--- Begin LISTED RECORDS ---

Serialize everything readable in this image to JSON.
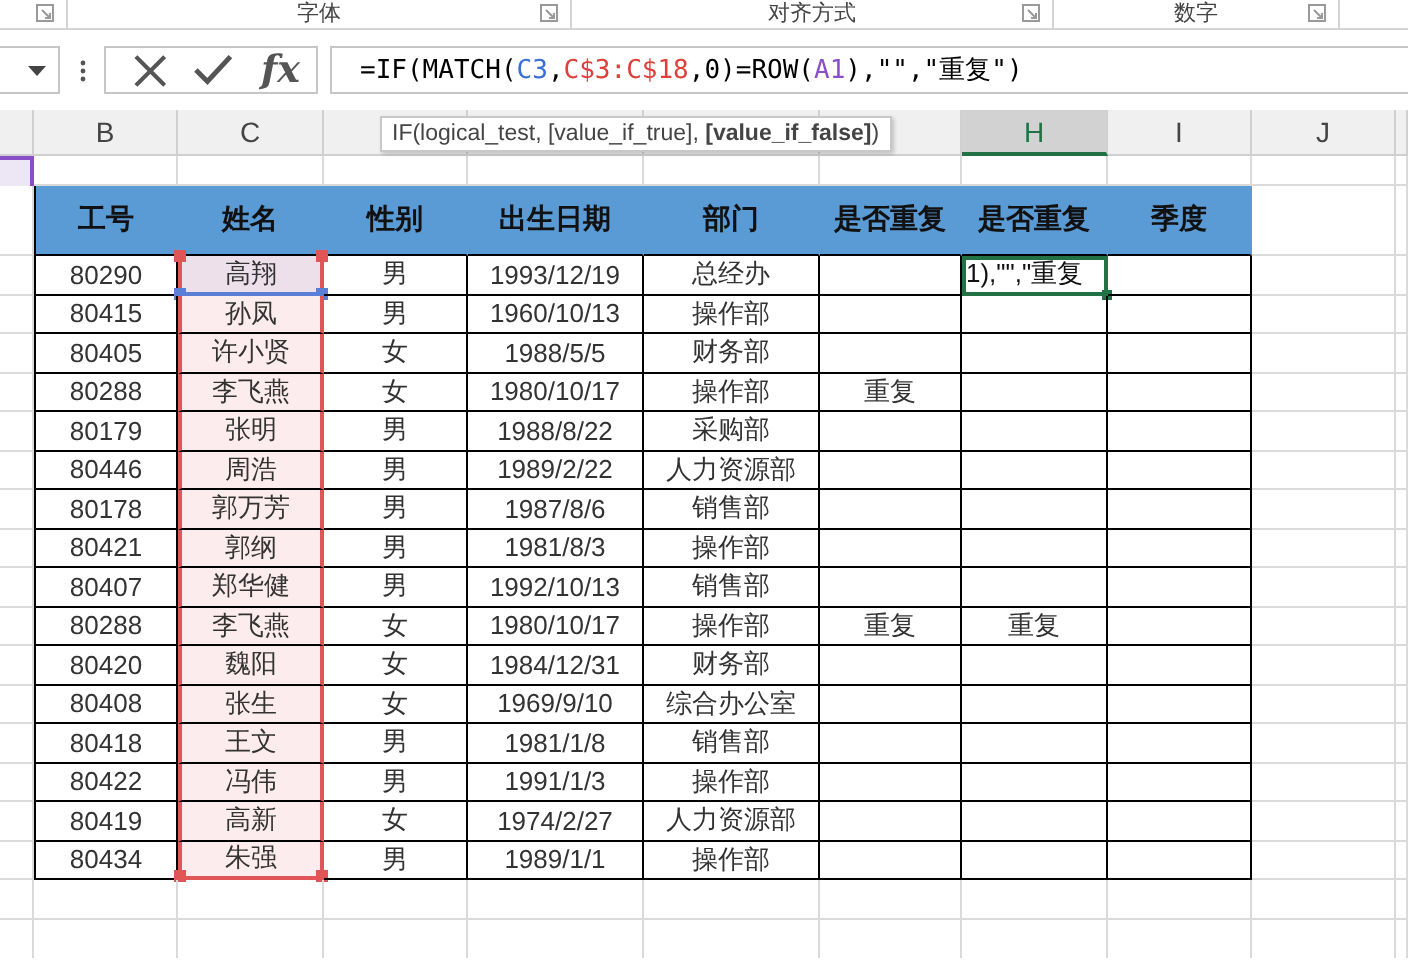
{
  "ribbon": {
    "groups": [
      "字体",
      "对齐方式",
      "数字"
    ]
  },
  "formula_bar": {
    "function_button": "fx",
    "formula": [
      {
        "text": "=IF(MATCH(",
        "color": "#000000"
      },
      {
        "text": "C3",
        "color": "#3a6fd8"
      },
      {
        "text": ",",
        "color": "#000000"
      },
      {
        "text": "C$3:C$18",
        "color": "#e0403a"
      },
      {
        "text": ",0)=ROW(",
        "color": "#000000"
      },
      {
        "text": "A1",
        "color": "#8a4fc8"
      },
      {
        "text": "),\"\",\"重复\")",
        "color": "#000000"
      }
    ]
  },
  "tooltip": "IF(logical_test, [value_if_true], **[value_if_false]**)",
  "sheet_columns": [
    {
      "label": "B",
      "selected": false
    },
    {
      "label": "C",
      "selected": false
    },
    {
      "selected": false
    },
    {
      "selected": false
    },
    {
      "selected": false
    },
    {
      "selected": false
    },
    {
      "label": "H",
      "selected": true
    },
    {
      "label": "I",
      "selected": false
    },
    {
      "label": "J",
      "selected": false
    }
  ],
  "table": {
    "columns": [
      {
        "label": "工号",
        "referenced": false
      },
      {
        "label": "姓名",
        "referenced": true
      },
      {
        "label": "性别",
        "referenced": false
      },
      {
        "label": "出生日期",
        "referenced": false
      },
      {
        "label": "部门",
        "referenced": false
      },
      {
        "label": "是否重复",
        "referenced": false
      },
      {
        "label": "是否重复",
        "referenced": false
      },
      {
        "label": "季度",
        "referenced": false
      }
    ],
    "rows": [
      {
        "active": true,
        "cells": [
          "80290",
          "高翔",
          "男",
          "1993/12/19",
          "总经办",
          "",
          "1),\"\",\"重复",
          ""
        ]
      },
      {
        "active": false,
        "cells": [
          "80415",
          "孙凤",
          "男",
          "1960/10/13",
          "操作部",
          "",
          "",
          ""
        ]
      },
      {
        "active": false,
        "cells": [
          "80405",
          "许小贤",
          "女",
          "1988/5/5",
          "财务部",
          "",
          "",
          ""
        ]
      },
      {
        "active": false,
        "cells": [
          "80288",
          "李飞燕",
          "女",
          "1980/10/17",
          "操作部",
          "重复",
          "",
          ""
        ]
      },
      {
        "active": false,
        "cells": [
          "80179",
          "张明",
          "男",
          "1988/8/22",
          "采购部",
          "",
          "",
          ""
        ]
      },
      {
        "active": false,
        "cells": [
          "80446",
          "周浩",
          "男",
          "1989/2/22",
          "人力资源部",
          "",
          "",
          ""
        ]
      },
      {
        "active": false,
        "cells": [
          "80178",
          "郭万芳",
          "男",
          "1987/8/6",
          "销售部",
          "",
          "",
          ""
        ]
      },
      {
        "active": false,
        "cells": [
          "80421",
          "郭纲",
          "男",
          "1981/8/3",
          "操作部",
          "",
          "",
          ""
        ]
      },
      {
        "active": false,
        "cells": [
          "80407",
          "郑华健",
          "男",
          "1992/10/13",
          "销售部",
          "",
          "",
          ""
        ]
      },
      {
        "active": false,
        "cells": [
          "80288",
          "李飞燕",
          "女",
          "1980/10/17",
          "操作部",
          "重复",
          "重复",
          ""
        ]
      },
      {
        "active": false,
        "cells": [
          "80420",
          "魏阳",
          "女",
          "1984/12/31",
          "财务部",
          "",
          "",
          ""
        ]
      },
      {
        "active": false,
        "cells": [
          "80408",
          "张生",
          "女",
          "1969/9/10",
          "综合办公室",
          "",
          "",
          ""
        ]
      },
      {
        "active": false,
        "cells": [
          "80418",
          "王文",
          "男",
          "1981/1/8",
          "销售部",
          "",
          "",
          ""
        ]
      },
      {
        "active": false,
        "cells": [
          "80422",
          "冯伟",
          "男",
          "1991/1/3",
          "操作部",
          "",
          "",
          ""
        ]
      },
      {
        "active": false,
        "cells": [
          "80419",
          "高新",
          "女",
          "1974/2/27",
          "人力资源部",
          "",
          "",
          ""
        ]
      },
      {
        "active": false,
        "cells": [
          "80434",
          "朱强",
          "男",
          "1989/1/1",
          "操作部",
          "",
          "",
          ""
        ]
      }
    ]
  }
}
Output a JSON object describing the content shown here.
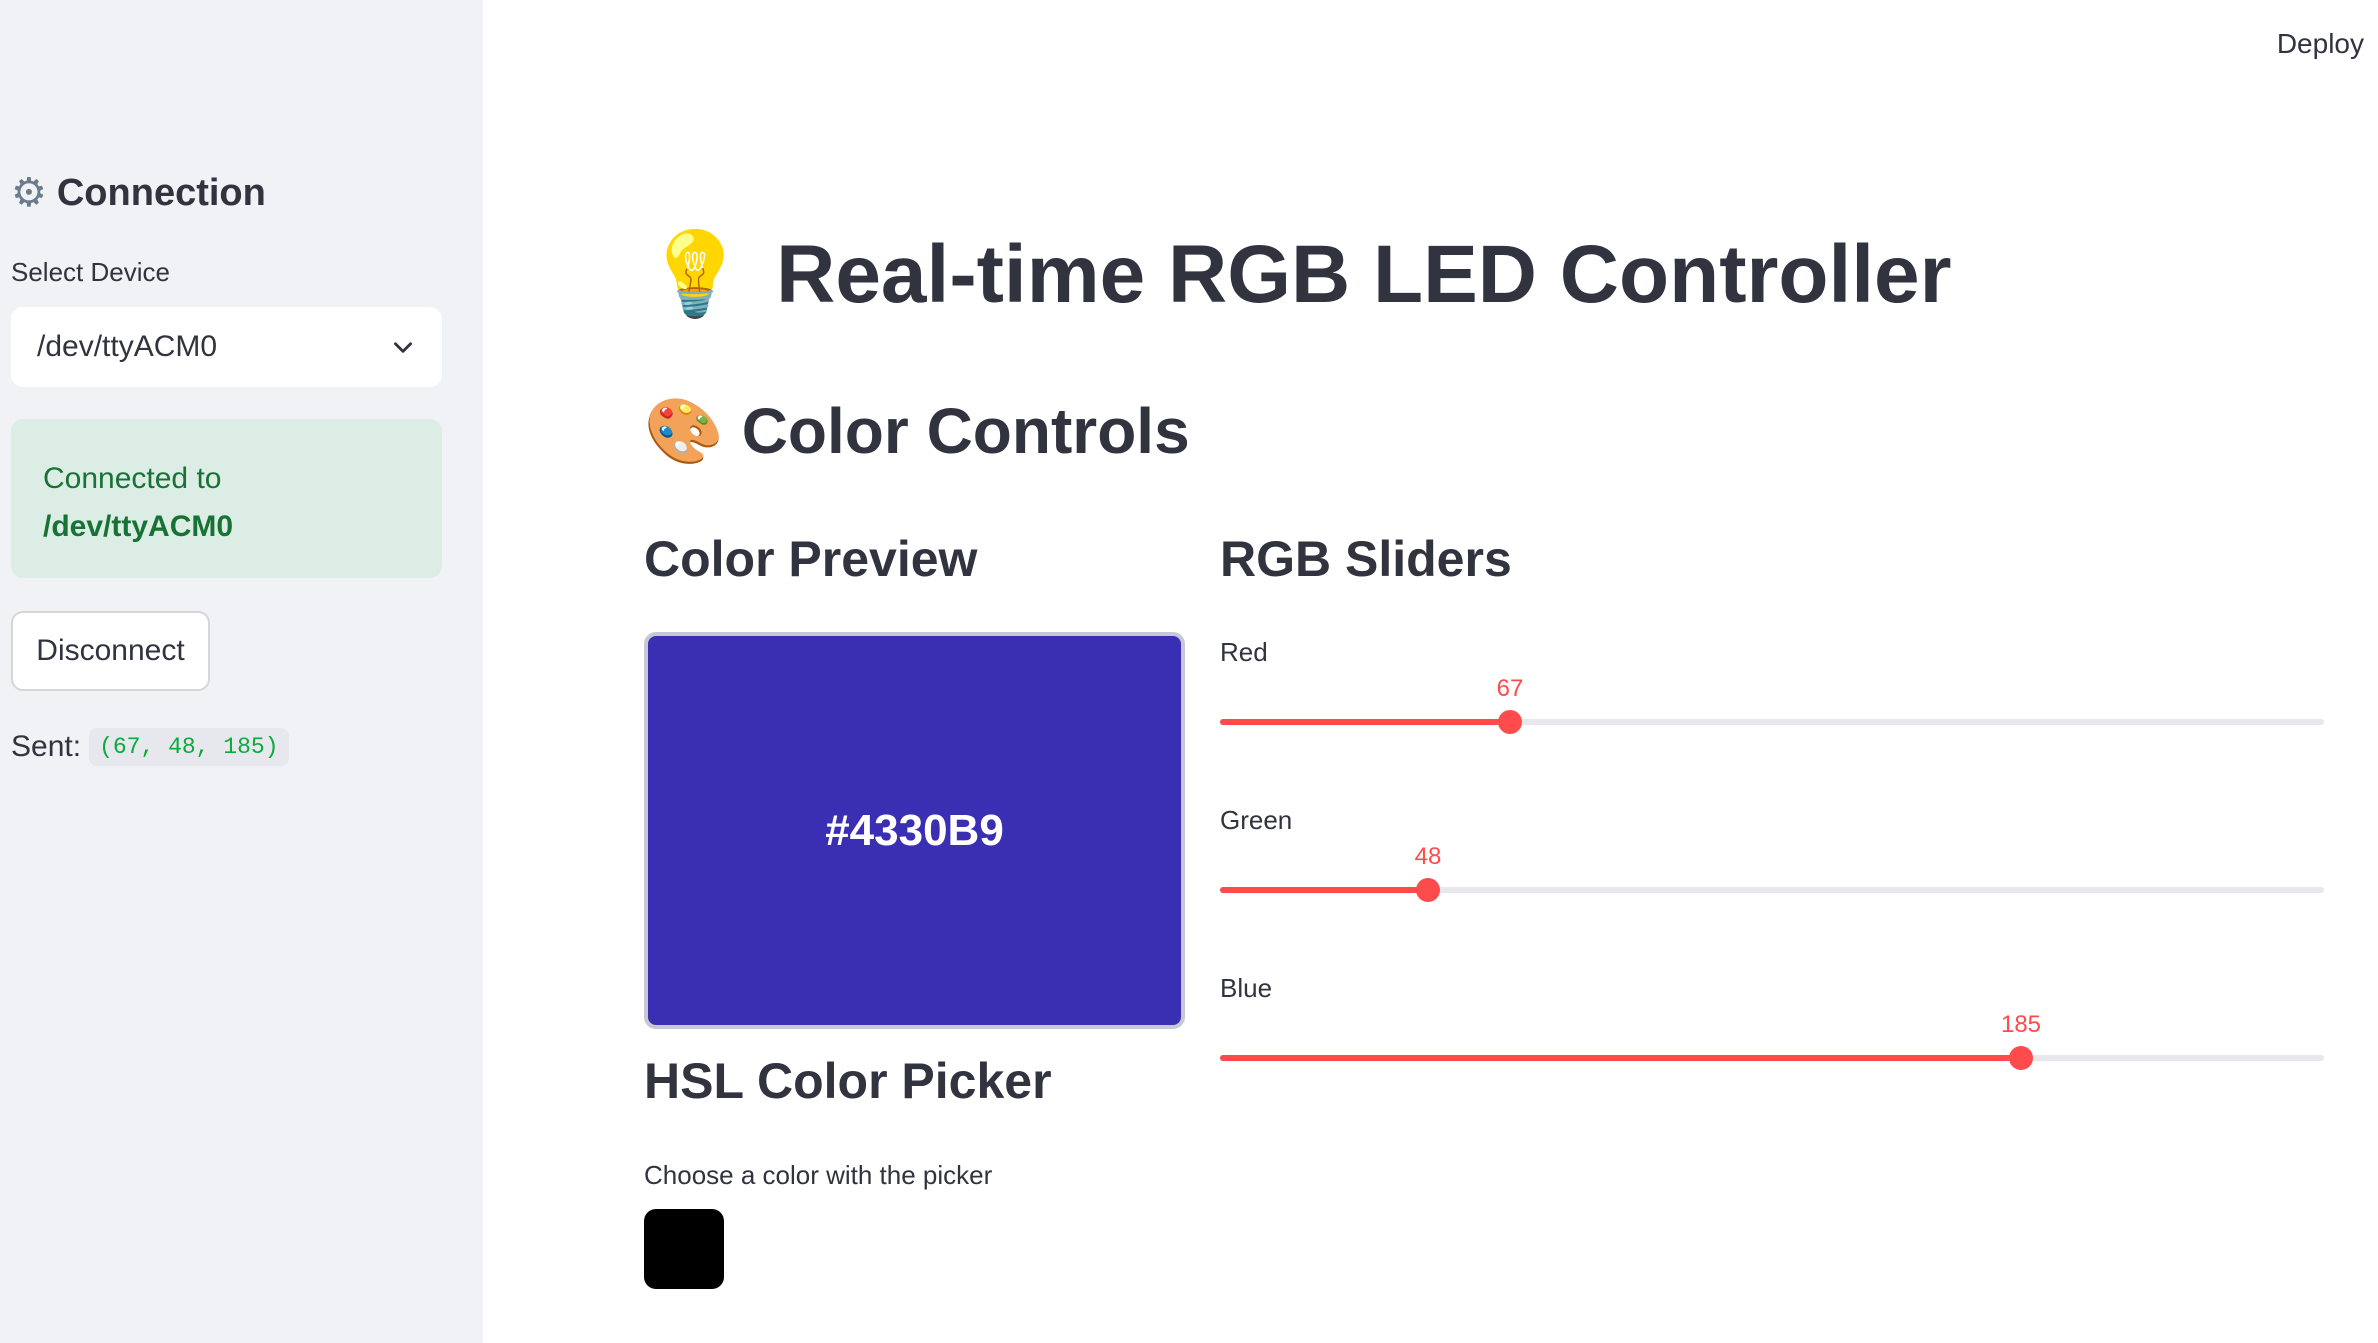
{
  "header": {
    "deploy_label": "Deploy"
  },
  "sidebar": {
    "section_title": "Connection",
    "select_label": "Select Device",
    "selected_device": "/dev/ttyACM0",
    "status_prefix": "Connected to",
    "status_device": "/dev/ttyACM0",
    "disconnect_label": "Disconnect",
    "sent_label": "Sent:",
    "sent_value": "(67, 48, 185)"
  },
  "main": {
    "title": "Real-time RGB LED Controller",
    "subtitle": "Color Controls",
    "preview_heading": "Color Preview",
    "preview_hex": "#4330B9",
    "preview_color": "#3a2fb3",
    "picker_heading": "HSL Color Picker",
    "picker_label": "Choose a color with the picker",
    "picker_color": "#000000",
    "sliders_heading": "RGB Sliders",
    "sliders": [
      {
        "label": "Red",
        "value": 67,
        "min": 0,
        "max": 255,
        "value_text": "67"
      },
      {
        "label": "Green",
        "value": 48,
        "min": 0,
        "max": 255,
        "value_text": "48"
      },
      {
        "label": "Blue",
        "value": 185,
        "min": 0,
        "max": 255,
        "value_text": "185"
      }
    ],
    "accent_color": "#ff4b4b"
  }
}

--- End LISTED RECORDS ---

» **WHAT YOU NEED TO DO**
Reproduce the material in full, word for word, and omit the pictures.

» **RESPONSE TO THIS EXERCISE**
Serialize everything readable in this image to JSON.
{
  "ribbon": {
    "groups": [
      "字体",
      "对齐方式",
      "数字"
    ]
  },
  "formula_bar": {
    "function_button": "fx",
    "formula": [
      {
        "text": "=IF(MATCH(",
        "color": "#000000"
      },
      {
        "text": "C3",
        "color": "#3a6fd8"
      },
      {
        "text": ",",
        "color": "#000000"
      },
      {
        "text": "C$3:C$18",
        "color": "#e0403a"
      },
      {
        "text": ",0)=ROW(",
        "color": "#000000"
      },
      {
        "text": "A1",
        "color": "#8a4fc8"
      },
      {
        "text": "),\"\",\"重复\")",
        "color": "#000000"
      }
    ]
  },
  "tooltip": "IF(logical_test, [value_if_true], **[value_if_false]**)",
  "sheet_columns": [
    {
      "label": "B",
      "selected": false
    },
    {
      "label": "C",
      "selected": false
    },
    {
      "selected": false
    },
    {
      "selected": false
    },
    {
      "selected": false
    },
    {
      "selected": false
    },
    {
      "label": "H",
      "selected": true
    },
    {
      "label": "I",
      "selected": false
    },
    {
      "label": "J",
      "selected": false
    }
  ],
  "table": {
    "columns": [
      {
        "label": "工号",
        "referenced": false
      },
      {
        "label": "姓名",
        "referenced": true
      },
      {
        "label": "性别",
        "referenced": false
      },
      {
        "label": "出生日期",
        "referenced": false
      },
      {
        "label": "部门",
        "referenced": false
      },
      {
        "label": "是否重复",
        "referenced": false
      },
      {
        "label": "是否重复",
        "referenced": false
      },
      {
        "label": "季度",
        "referenced": false
      }
    ],
    "rows": [
      {
        "active": true,
        "cells": [
          "80290",
          "高翔",
          "男",
          "1993/12/19",
          "总经办",
          "",
          "1),\"\",\"重复",
          ""
        ]
      },
      {
        "active": false,
        "cells": [
          "80415",
          "孙凤",
          "男",
          "1960/10/13",
          "操作部",
          "",
          "",
          ""
        ]
      },
      {
        "active": false,
        "cells": [
          "80405",
          "许小贤",
          "女",
          "1988/5/5",
          "财务部",
          "",
          "",
          ""
        ]
      },
      {
        "active": false,
        "cells": [
          "80288",
          "李飞燕",
          "女",
          "1980/10/17",
          "操作部",
          "重复",
          "",
          ""
        ]
      },
      {
        "active": false,
        "cells": [
          "80179",
          "张明",
          "男",
          "1988/8/22",
          "采购部",
          "",
          "",
          ""
        ]
      },
      {
        "active": false,
        "cells": [
          "80446",
          "周浩",
          "男",
          "1989/2/22",
          "人力资源部",
          "",
          "",
          ""
        ]
      },
      {
        "active": false,
        "cells": [
          "80178",
          "郭万芳",
          "男",
          "1987/8/6",
          "销售部",
          "",
          "",
          ""
        ]
      },
      {
        "active": false,
        "cells": [
          "80421",
          "郭纲",
          "男",
          "1981/8/3",
          "操作部",
          "",
          "",
          ""
        ]
      },
      {
        "active": false,
        "cells": [
          "80407",
          "郑华健",
          "男",
          "1992/10/13",
          "销售部",
          "",
          "",
          ""
        ]
      },
      {
        "active": false,
        "cells": [
          "80288",
          "李飞燕",
          "女",
          "1980/10/17",
          "操作部",
          "重复",
          "重复",
          ""
        ]
      },
      {
        "active": false,
        "cells": [
          "80420",
          "魏阳",
          "女",
          "1984/12/31",
          "财务部",
          "",
          "",
          ""
        ]
      },
      {
        "active": false,
        "cells": [
          "80408",
          "张生",
          "女",
          "1969/9/10",
          "综合办公室",
          "",
          "",
          ""
        ]
      },
      {
        "active": false,
        "cells": [
          "80418",
          "王文",
          "男",
          "1981/1/8",
          "销售部",
          "",
          "",
          ""
        ]
      },
      {
        "active": false,
        "cells": [
          "80422",
          "冯伟",
          "男",
          "1991/1/3",
          "操作部",
          "",
          "",
          ""
        ]
      },
      {
        "active": false,
        "cells": [
          "80419",
          "高新",
          "女",
          "1974/2/27",
          "人力资源部",
          "",
          "",
          ""
        ]
      },
      {
        "active": false,
        "cells": [
          "80434",
          "朱强",
          "男",
          "1989/1/1",
          "操作部",
          "",
          "",
          ""
        ]
      }
    ]
  }
}
Output a JSON object describing the content shown here.
{
  "header": {
    "deploy_label": "Deploy"
  },
  "sidebar": {
    "section_title": "Connection",
    "select_label": "Select Device",
    "selected_device": "/dev/ttyACM0",
    "status_prefix": "Connected to",
    "status_device": "/dev/ttyACM0",
    "disconnect_label": "Disconnect",
    "sent_label": "Sent:",
    "sent_value": "(67, 48, 185)"
  },
  "main": {
    "title": "Real-time RGB LED Controller",
    "subtitle": "Color Controls",
    "preview_heading": "Color Preview",
    "preview_hex": "#4330B9",
    "preview_color": "#3a2fb3",
    "picker_heading": "HSL Color Picker",
    "picker_label": "Choose a color with the picker",
    "picker_color": "#000000",
    "sliders_heading": "RGB Sliders",
    "sliders": [
      {
        "label": "Red",
        "value": 67,
        "min": 0,
        "max": 255,
        "value_text": "67"
      },
      {
        "label": "Green",
        "value": 48,
        "min": 0,
        "max": 255,
        "value_text": "48"
      },
      {
        "label": "Blue",
        "value": 185,
        "min": 0,
        "max": 255,
        "value_text": "185"
      }
    ],
    "accent_color": "#ff4b4b"
  }
}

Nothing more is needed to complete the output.